▸ Exercise instructions
Restate the full set of records exactly, without adding or dropping a word.

● ● ● ● ● ● ●

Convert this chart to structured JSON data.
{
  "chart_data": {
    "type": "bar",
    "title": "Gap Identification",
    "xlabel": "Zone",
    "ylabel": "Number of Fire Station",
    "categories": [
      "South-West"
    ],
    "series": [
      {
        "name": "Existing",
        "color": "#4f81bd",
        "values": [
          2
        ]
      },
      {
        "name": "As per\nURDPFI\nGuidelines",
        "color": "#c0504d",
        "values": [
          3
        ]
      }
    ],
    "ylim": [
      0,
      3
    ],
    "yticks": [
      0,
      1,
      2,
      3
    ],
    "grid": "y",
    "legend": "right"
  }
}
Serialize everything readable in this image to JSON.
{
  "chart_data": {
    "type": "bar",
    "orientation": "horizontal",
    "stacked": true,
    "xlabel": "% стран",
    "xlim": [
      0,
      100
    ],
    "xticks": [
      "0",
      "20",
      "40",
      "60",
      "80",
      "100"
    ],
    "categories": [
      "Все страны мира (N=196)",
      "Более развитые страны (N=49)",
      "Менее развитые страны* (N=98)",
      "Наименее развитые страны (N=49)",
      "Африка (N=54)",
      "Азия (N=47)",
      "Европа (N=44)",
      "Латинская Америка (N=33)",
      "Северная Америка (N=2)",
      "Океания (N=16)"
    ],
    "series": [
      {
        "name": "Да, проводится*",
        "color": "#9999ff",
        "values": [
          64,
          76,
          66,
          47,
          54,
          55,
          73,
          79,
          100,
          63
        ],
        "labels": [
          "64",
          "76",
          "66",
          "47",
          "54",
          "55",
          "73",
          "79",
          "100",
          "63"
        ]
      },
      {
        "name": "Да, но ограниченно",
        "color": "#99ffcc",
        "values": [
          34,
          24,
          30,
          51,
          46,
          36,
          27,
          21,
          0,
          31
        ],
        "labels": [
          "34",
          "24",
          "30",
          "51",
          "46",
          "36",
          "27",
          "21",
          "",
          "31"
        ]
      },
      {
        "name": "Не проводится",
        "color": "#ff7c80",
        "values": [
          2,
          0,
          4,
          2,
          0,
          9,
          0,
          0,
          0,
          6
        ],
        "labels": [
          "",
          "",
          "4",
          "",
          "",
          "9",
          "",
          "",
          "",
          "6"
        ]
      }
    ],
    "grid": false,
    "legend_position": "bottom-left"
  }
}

● ● ● ● ● ● ●

▸ The reply
Convert this chart to structured JSON data.
{
  "chart_data": {
    "type": "bar",
    "title": "Gap Identification",
    "xlabel": "Zone",
    "ylabel": "Number of Fire Station",
    "categories": [
      "South-West"
    ],
    "series": [
      {
        "name": "Existing",
        "color": "#4f81bd",
        "values": [
          2
        ]
      },
      {
        "name": "As per\nURDPFI\nGuidelines",
        "color": "#c0504d",
        "values": [
          3
        ]
      }
    ],
    "ylim": [
      0,
      3
    ],
    "yticks": [
      0,
      1,
      2,
      3
    ],
    "grid": "y",
    "legend": "right"
  }
}
Serialize everything readable in this image to JSON.
{
  "chart_data": {
    "type": "bar",
    "orientation": "horizontal",
    "stacked": true,
    "xlabel": "% стран",
    "xlim": [
      0,
      100
    ],
    "xticks": [
      "0",
      "20",
      "40",
      "60",
      "80",
      "100"
    ],
    "categories": [
      "Все страны мира (N=196)",
      "Более развитые страны (N=49)",
      "Менее развитые страны* (N=98)",
      "Наименее развитые страны (N=49)",
      "Африка (N=54)",
      "Азия (N=47)",
      "Европа (N=44)",
      "Латинская Америка (N=33)",
      "Северная Америка (N=2)",
      "Океания (N=16)"
    ],
    "series": [
      {
        "name": "Да, проводится*",
        "color": "#9999ff",
        "values": [
          64,
          76,
          66,
          47,
          54,
          55,
          73,
          79,
          100,
          63
        ],
        "labels": [
          "64",
          "76",
          "66",
          "47",
          "54",
          "55",
          "73",
          "79",
          "100",
          "63"
        ]
      },
      {
        "name": "Да, но ограниченно",
        "color": "#99ffcc",
        "values": [
          34,
          24,
          30,
          51,
          46,
          36,
          27,
          21,
          0,
          31
        ],
        "labels": [
          "34",
          "24",
          "30",
          "51",
          "46",
          "36",
          "27",
          "21",
          "",
          "31"
        ]
      },
      {
        "name": "Не проводится",
        "color": "#ff7c80",
        "values": [
          2,
          0,
          4,
          2,
          0,
          9,
          0,
          0,
          0,
          6
        ],
        "labels": [
          "",
          "",
          "4",
          "",
          "",
          "9",
          "",
          "",
          "",
          "6"
        ]
      }
    ],
    "grid": false,
    "legend_position": "bottom-left"
  }
}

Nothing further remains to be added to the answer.